━━ TASK INPUT

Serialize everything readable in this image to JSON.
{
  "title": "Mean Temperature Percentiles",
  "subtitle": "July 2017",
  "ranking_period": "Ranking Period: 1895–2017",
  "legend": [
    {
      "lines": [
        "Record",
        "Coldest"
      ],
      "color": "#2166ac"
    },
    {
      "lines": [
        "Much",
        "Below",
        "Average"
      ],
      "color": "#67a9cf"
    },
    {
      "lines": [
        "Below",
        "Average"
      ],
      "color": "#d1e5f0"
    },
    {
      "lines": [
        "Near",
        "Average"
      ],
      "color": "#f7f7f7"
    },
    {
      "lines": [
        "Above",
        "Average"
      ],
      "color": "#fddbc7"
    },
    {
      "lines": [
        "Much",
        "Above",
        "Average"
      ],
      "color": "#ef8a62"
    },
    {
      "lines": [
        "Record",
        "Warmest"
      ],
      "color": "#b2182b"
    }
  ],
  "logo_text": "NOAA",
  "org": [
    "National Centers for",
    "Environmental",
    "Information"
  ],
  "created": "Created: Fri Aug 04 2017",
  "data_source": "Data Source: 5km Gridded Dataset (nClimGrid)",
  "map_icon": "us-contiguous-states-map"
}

━━━━

§ TO DO
Please quote the data above in full, with no line missing.

§ CORRECT OUTPUT
Serialize everything readable in this image to JSON.
{
  "title": "Mean Temperature Percentiles",
  "subtitle": "July 2017",
  "ranking_period": "Ranking Period: 1895–2017",
  "legend": [
    {
      "lines": [
        "Record",
        "Coldest"
      ],
      "color": "#2166ac"
    },
    {
      "lines": [
        "Much",
        "Below",
        "Average"
      ],
      "color": "#67a9cf"
    },
    {
      "lines": [
        "Below",
        "Average"
      ],
      "color": "#d1e5f0"
    },
    {
      "lines": [
        "Near",
        "Average"
      ],
      "color": "#f7f7f7"
    },
    {
      "lines": [
        "Above",
        "Average"
      ],
      "color": "#fddbc7"
    },
    {
      "lines": [
        "Much",
        "Above",
        "Average"
      ],
      "color": "#ef8a62"
    },
    {
      "lines": [
        "Record",
        "Warmest"
      ],
      "color": "#b2182b"
    }
  ],
  "logo_text": "NOAA",
  "org": [
    "National Centers for",
    "Environmental",
    "Information"
  ],
  "created": "Created: Fri Aug 04 2017",
  "data_source": "Data Source: 5km Gridded Dataset (nClimGrid)",
  "map_icon": "us-contiguous-states-map"
}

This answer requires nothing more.